>> START Material for this exercise

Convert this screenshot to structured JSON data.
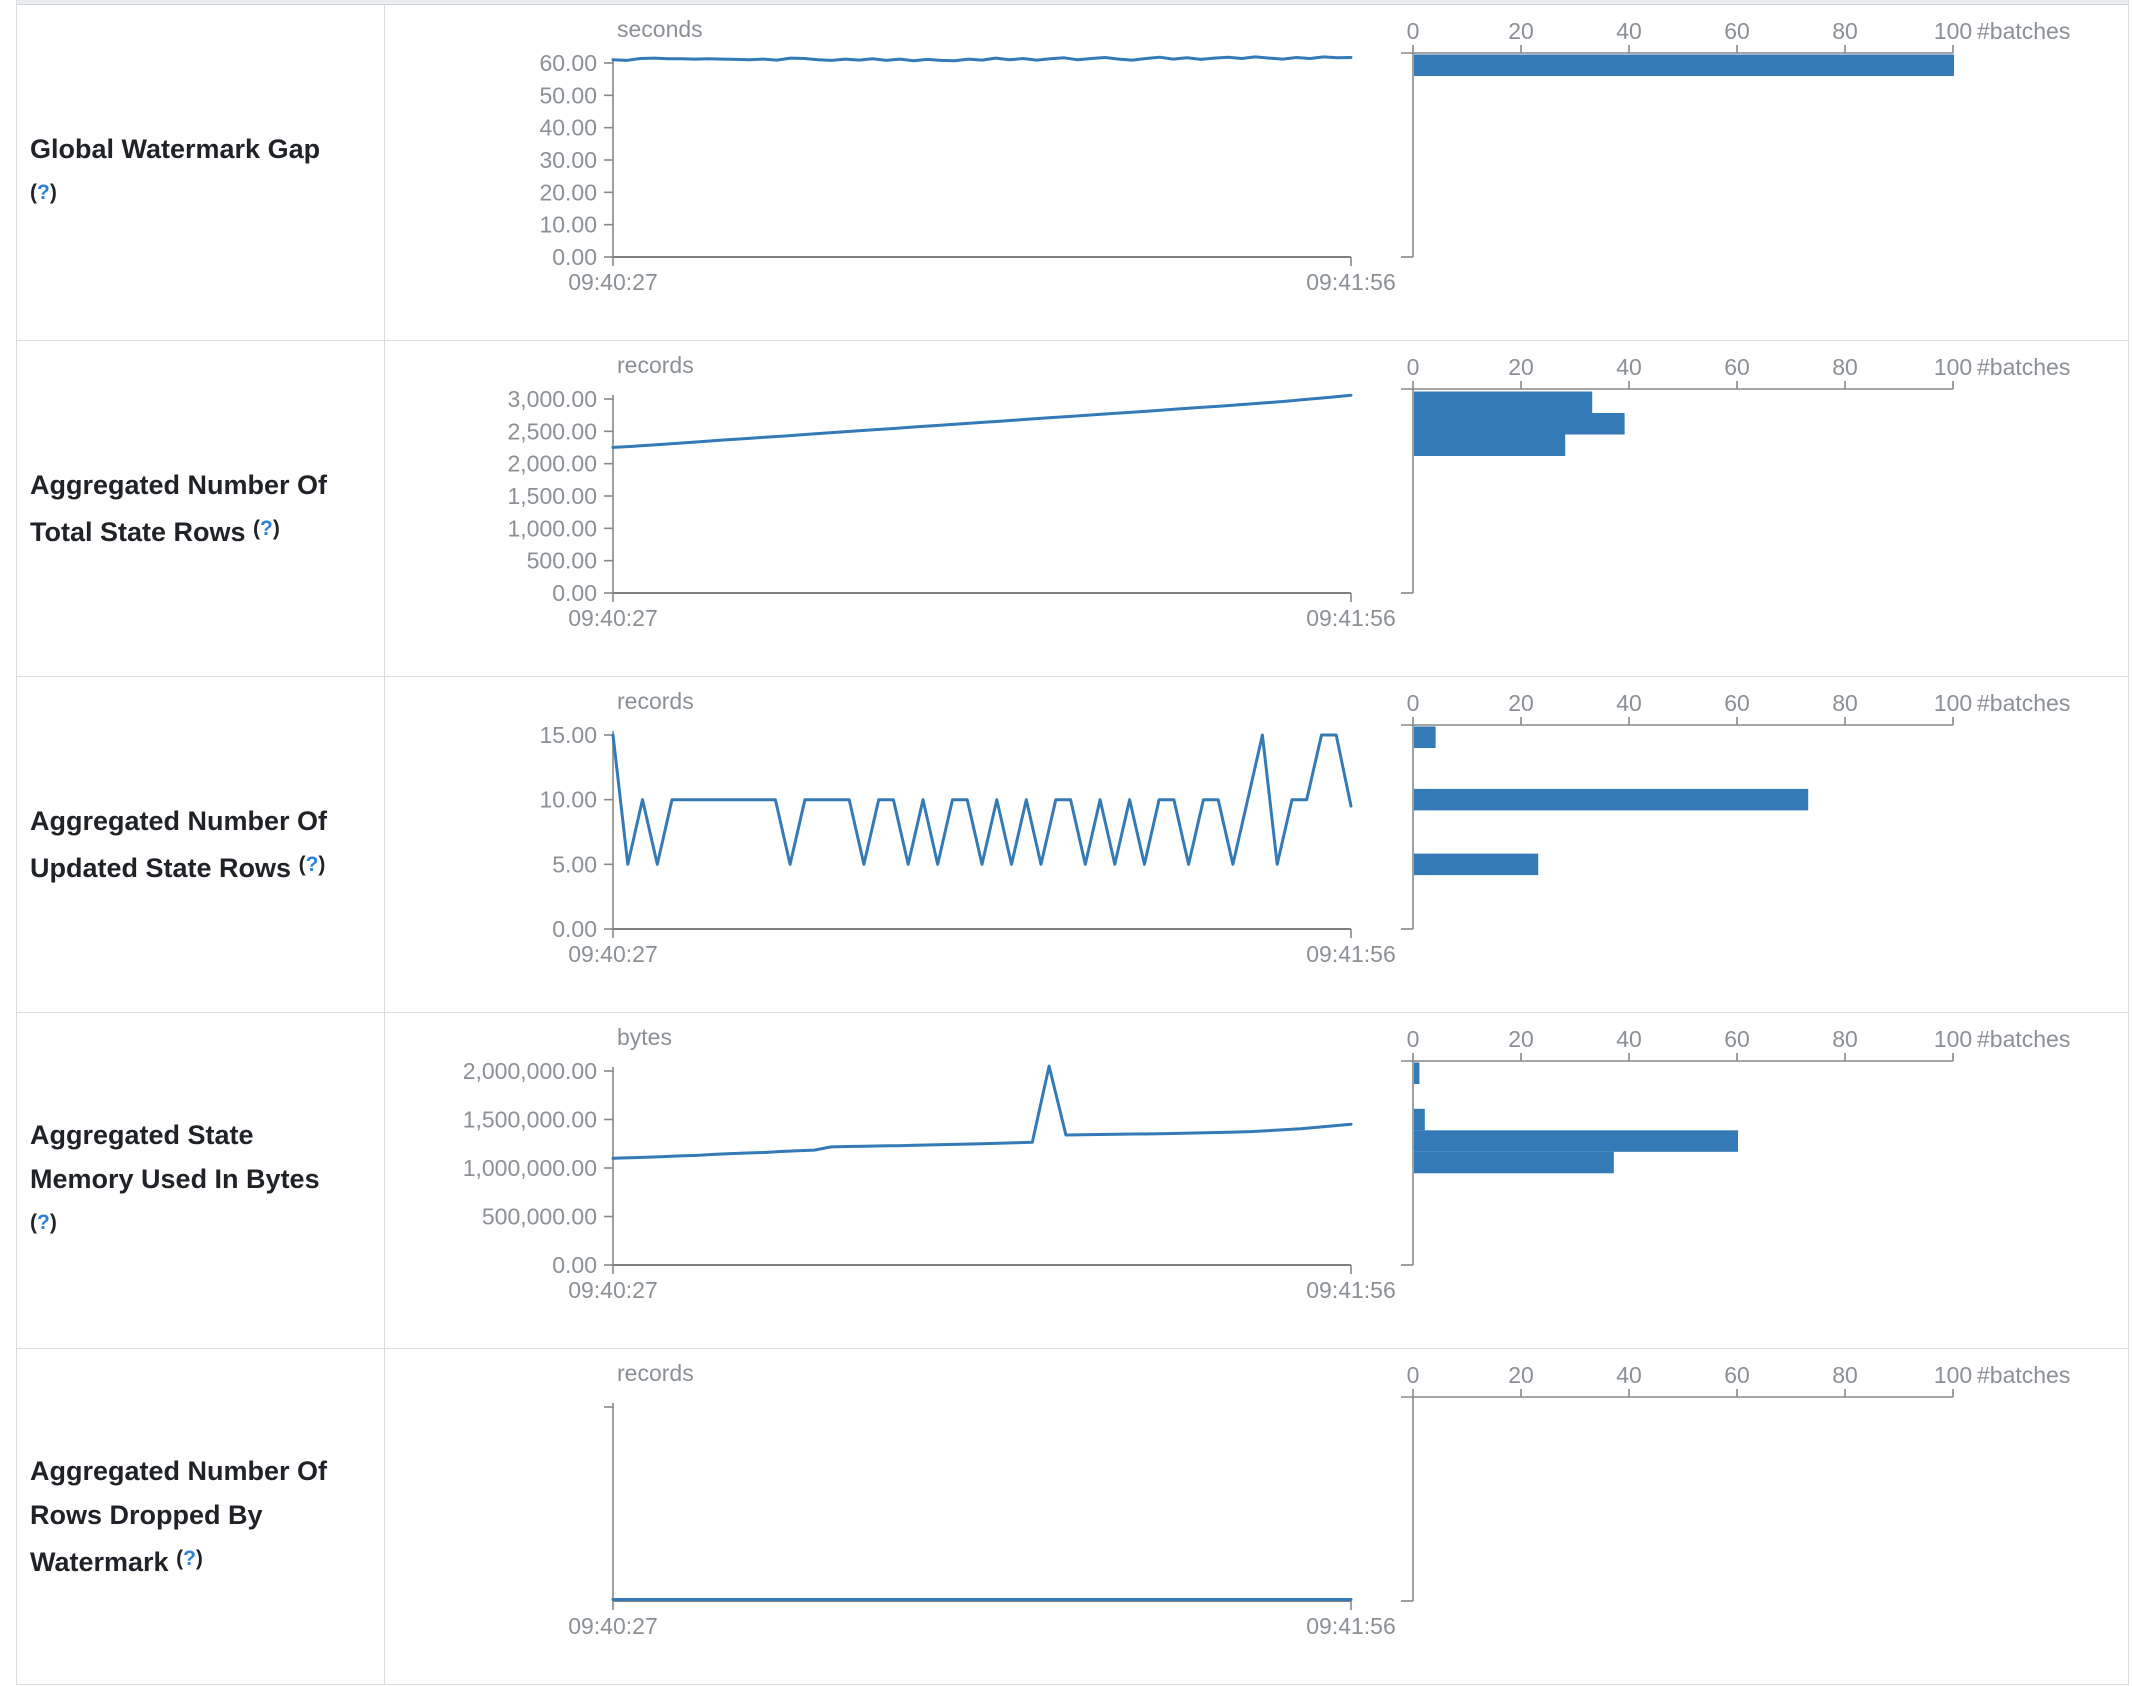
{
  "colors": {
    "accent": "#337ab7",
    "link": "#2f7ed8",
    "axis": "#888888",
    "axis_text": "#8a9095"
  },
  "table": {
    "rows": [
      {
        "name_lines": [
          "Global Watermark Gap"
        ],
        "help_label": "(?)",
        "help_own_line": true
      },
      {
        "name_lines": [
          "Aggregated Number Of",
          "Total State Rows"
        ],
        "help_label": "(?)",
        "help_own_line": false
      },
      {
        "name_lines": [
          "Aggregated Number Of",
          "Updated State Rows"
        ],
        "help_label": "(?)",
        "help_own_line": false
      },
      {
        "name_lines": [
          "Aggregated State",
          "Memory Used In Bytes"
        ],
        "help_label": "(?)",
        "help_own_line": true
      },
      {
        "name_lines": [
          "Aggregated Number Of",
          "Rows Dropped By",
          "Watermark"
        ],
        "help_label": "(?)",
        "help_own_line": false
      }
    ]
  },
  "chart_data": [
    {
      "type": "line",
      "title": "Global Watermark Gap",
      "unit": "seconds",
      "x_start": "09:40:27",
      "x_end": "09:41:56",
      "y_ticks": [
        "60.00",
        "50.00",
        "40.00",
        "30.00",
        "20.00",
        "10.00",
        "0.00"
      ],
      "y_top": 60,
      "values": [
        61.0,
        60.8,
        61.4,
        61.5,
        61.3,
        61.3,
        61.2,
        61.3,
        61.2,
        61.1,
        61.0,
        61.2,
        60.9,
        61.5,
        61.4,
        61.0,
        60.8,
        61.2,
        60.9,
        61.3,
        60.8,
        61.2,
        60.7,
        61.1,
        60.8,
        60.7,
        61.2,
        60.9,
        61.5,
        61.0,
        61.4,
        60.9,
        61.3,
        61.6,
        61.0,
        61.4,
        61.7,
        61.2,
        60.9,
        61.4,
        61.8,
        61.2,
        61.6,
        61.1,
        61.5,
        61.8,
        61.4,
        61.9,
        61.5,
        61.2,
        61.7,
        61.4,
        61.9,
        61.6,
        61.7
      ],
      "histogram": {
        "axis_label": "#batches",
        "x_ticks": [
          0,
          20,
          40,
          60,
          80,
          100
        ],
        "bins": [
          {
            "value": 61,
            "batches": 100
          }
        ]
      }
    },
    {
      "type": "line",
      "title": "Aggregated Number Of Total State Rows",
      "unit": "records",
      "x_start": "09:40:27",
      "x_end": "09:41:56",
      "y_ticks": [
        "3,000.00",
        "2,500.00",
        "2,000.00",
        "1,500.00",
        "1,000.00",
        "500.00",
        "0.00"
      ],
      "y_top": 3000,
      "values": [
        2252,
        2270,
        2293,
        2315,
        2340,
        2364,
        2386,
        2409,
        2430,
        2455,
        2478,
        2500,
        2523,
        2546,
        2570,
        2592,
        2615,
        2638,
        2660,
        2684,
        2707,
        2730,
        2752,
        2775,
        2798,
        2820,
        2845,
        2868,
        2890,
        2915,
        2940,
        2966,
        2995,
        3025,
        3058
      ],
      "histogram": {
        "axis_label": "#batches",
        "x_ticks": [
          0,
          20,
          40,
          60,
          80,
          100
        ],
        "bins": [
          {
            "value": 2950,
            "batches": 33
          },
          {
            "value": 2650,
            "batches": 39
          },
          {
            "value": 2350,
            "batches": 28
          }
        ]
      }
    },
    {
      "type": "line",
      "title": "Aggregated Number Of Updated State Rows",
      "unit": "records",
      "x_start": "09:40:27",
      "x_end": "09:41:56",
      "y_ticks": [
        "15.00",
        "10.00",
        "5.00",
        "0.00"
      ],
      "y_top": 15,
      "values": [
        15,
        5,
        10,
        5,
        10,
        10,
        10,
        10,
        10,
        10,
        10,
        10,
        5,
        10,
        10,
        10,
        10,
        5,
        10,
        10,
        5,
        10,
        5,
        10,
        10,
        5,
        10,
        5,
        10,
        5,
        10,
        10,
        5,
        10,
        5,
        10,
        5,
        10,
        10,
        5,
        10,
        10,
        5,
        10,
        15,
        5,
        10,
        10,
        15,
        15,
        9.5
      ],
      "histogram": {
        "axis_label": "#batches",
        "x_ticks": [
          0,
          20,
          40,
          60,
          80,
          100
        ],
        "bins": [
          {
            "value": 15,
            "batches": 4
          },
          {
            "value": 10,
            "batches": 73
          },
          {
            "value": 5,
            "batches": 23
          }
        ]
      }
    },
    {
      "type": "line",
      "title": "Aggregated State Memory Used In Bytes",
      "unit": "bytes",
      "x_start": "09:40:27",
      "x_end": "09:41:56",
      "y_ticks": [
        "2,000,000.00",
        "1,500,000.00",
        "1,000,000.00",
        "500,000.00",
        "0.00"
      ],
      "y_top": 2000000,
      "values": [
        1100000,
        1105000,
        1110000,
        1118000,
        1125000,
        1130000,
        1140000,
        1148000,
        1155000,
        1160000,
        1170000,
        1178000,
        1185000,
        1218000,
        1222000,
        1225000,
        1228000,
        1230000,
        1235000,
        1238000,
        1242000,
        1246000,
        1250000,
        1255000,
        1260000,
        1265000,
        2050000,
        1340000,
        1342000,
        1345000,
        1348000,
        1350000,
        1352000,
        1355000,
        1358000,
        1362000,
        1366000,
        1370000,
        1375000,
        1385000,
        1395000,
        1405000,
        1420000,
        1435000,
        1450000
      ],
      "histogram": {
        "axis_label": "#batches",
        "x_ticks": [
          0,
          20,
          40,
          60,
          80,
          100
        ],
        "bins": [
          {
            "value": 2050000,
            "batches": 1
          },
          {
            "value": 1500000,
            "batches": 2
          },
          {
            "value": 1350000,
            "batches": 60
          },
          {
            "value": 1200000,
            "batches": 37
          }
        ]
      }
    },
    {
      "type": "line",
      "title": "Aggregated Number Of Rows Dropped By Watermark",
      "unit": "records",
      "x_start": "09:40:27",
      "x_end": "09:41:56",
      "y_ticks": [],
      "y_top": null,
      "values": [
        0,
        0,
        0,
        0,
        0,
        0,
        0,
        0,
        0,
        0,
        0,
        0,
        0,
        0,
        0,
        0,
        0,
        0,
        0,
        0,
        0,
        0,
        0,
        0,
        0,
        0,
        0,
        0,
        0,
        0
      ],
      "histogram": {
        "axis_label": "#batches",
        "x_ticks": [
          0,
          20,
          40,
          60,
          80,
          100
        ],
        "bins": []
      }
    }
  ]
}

>> END Material for this exercise

[What is needed]: Copy the records exactly. Skip the pictures.

[Correct output]:
Convert this screenshot to structured JSON data.
{
  "colors": {
    "accent": "#337ab7",
    "link": "#2f7ed8",
    "axis": "#888888",
    "axis_text": "#8a9095"
  },
  "table": {
    "rows": [
      {
        "name_lines": [
          "Global Watermark Gap"
        ],
        "help_label": "(?)",
        "help_own_line": true
      },
      {
        "name_lines": [
          "Aggregated Number Of",
          "Total State Rows"
        ],
        "help_label": "(?)",
        "help_own_line": false
      },
      {
        "name_lines": [
          "Aggregated Number Of",
          "Updated State Rows"
        ],
        "help_label": "(?)",
        "help_own_line": false
      },
      {
        "name_lines": [
          "Aggregated State",
          "Memory Used In Bytes"
        ],
        "help_label": "(?)",
        "help_own_line": true
      },
      {
        "name_lines": [
          "Aggregated Number Of",
          "Rows Dropped By",
          "Watermark"
        ],
        "help_label": "(?)",
        "help_own_line": false
      }
    ]
  },
  "chart_data": [
    {
      "type": "line",
      "title": "Global Watermark Gap",
      "unit": "seconds",
      "x_start": "09:40:27",
      "x_end": "09:41:56",
      "y_ticks": [
        "60.00",
        "50.00",
        "40.00",
        "30.00",
        "20.00",
        "10.00",
        "0.00"
      ],
      "y_top": 60,
      "values": [
        61.0,
        60.8,
        61.4,
        61.5,
        61.3,
        61.3,
        61.2,
        61.3,
        61.2,
        61.1,
        61.0,
        61.2,
        60.9,
        61.5,
        61.4,
        61.0,
        60.8,
        61.2,
        60.9,
        61.3,
        60.8,
        61.2,
        60.7,
        61.1,
        60.8,
        60.7,
        61.2,
        60.9,
        61.5,
        61.0,
        61.4,
        60.9,
        61.3,
        61.6,
        61.0,
        61.4,
        61.7,
        61.2,
        60.9,
        61.4,
        61.8,
        61.2,
        61.6,
        61.1,
        61.5,
        61.8,
        61.4,
        61.9,
        61.5,
        61.2,
        61.7,
        61.4,
        61.9,
        61.6,
        61.7
      ],
      "histogram": {
        "axis_label": "#batches",
        "x_ticks": [
          0,
          20,
          40,
          60,
          80,
          100
        ],
        "bins": [
          {
            "value": 61,
            "batches": 100
          }
        ]
      }
    },
    {
      "type": "line",
      "title": "Aggregated Number Of Total State Rows",
      "unit": "records",
      "x_start": "09:40:27",
      "x_end": "09:41:56",
      "y_ticks": [
        "3,000.00",
        "2,500.00",
        "2,000.00",
        "1,500.00",
        "1,000.00",
        "500.00",
        "0.00"
      ],
      "y_top": 3000,
      "values": [
        2252,
        2270,
        2293,
        2315,
        2340,
        2364,
        2386,
        2409,
        2430,
        2455,
        2478,
        2500,
        2523,
        2546,
        2570,
        2592,
        2615,
        2638,
        2660,
        2684,
        2707,
        2730,
        2752,
        2775,
        2798,
        2820,
        2845,
        2868,
        2890,
        2915,
        2940,
        2966,
        2995,
        3025,
        3058
      ],
      "histogram": {
        "axis_label": "#batches",
        "x_ticks": [
          0,
          20,
          40,
          60,
          80,
          100
        ],
        "bins": [
          {
            "value": 2950,
            "batches": 33
          },
          {
            "value": 2650,
            "batches": 39
          },
          {
            "value": 2350,
            "batches": 28
          }
        ]
      }
    },
    {
      "type": "line",
      "title": "Aggregated Number Of Updated State Rows",
      "unit": "records",
      "x_start": "09:40:27",
      "x_end": "09:41:56",
      "y_ticks": [
        "15.00",
        "10.00",
        "5.00",
        "0.00"
      ],
      "y_top": 15,
      "values": [
        15,
        5,
        10,
        5,
        10,
        10,
        10,
        10,
        10,
        10,
        10,
        10,
        5,
        10,
        10,
        10,
        10,
        5,
        10,
        10,
        5,
        10,
        5,
        10,
        10,
        5,
        10,
        5,
        10,
        5,
        10,
        10,
        5,
        10,
        5,
        10,
        5,
        10,
        10,
        5,
        10,
        10,
        5,
        10,
        15,
        5,
        10,
        10,
        15,
        15,
        9.5
      ],
      "histogram": {
        "axis_label": "#batches",
        "x_ticks": [
          0,
          20,
          40,
          60,
          80,
          100
        ],
        "bins": [
          {
            "value": 15,
            "batches": 4
          },
          {
            "value": 10,
            "batches": 73
          },
          {
            "value": 5,
            "batches": 23
          }
        ]
      }
    },
    {
      "type": "line",
      "title": "Aggregated State Memory Used In Bytes",
      "unit": "bytes",
      "x_start": "09:40:27",
      "x_end": "09:41:56",
      "y_ticks": [
        "2,000,000.00",
        "1,500,000.00",
        "1,000,000.00",
        "500,000.00",
        "0.00"
      ],
      "y_top": 2000000,
      "values": [
        1100000,
        1105000,
        1110000,
        1118000,
        1125000,
        1130000,
        1140000,
        1148000,
        1155000,
        1160000,
        1170000,
        1178000,
        1185000,
        1218000,
        1222000,
        1225000,
        1228000,
        1230000,
        1235000,
        1238000,
        1242000,
        1246000,
        1250000,
        1255000,
        1260000,
        1265000,
        2050000,
        1340000,
        1342000,
        1345000,
        1348000,
        1350000,
        1352000,
        1355000,
        1358000,
        1362000,
        1366000,
        1370000,
        1375000,
        1385000,
        1395000,
        1405000,
        1420000,
        1435000,
        1450000
      ],
      "histogram": {
        "axis_label": "#batches",
        "x_ticks": [
          0,
          20,
          40,
          60,
          80,
          100
        ],
        "bins": [
          {
            "value": 2050000,
            "batches": 1
          },
          {
            "value": 1500000,
            "batches": 2
          },
          {
            "value": 1350000,
            "batches": 60
          },
          {
            "value": 1200000,
            "batches": 37
          }
        ]
      }
    },
    {
      "type": "line",
      "title": "Aggregated Number Of Rows Dropped By Watermark",
      "unit": "records",
      "x_start": "09:40:27",
      "x_end": "09:41:56",
      "y_ticks": [],
      "y_top": null,
      "values": [
        0,
        0,
        0,
        0,
        0,
        0,
        0,
        0,
        0,
        0,
        0,
        0,
        0,
        0,
        0,
        0,
        0,
        0,
        0,
        0,
        0,
        0,
        0,
        0,
        0,
        0,
        0,
        0,
        0,
        0
      ],
      "histogram": {
        "axis_label": "#batches",
        "x_ticks": [
          0,
          20,
          40,
          60,
          80,
          100
        ],
        "bins": []
      }
    }
  ]
}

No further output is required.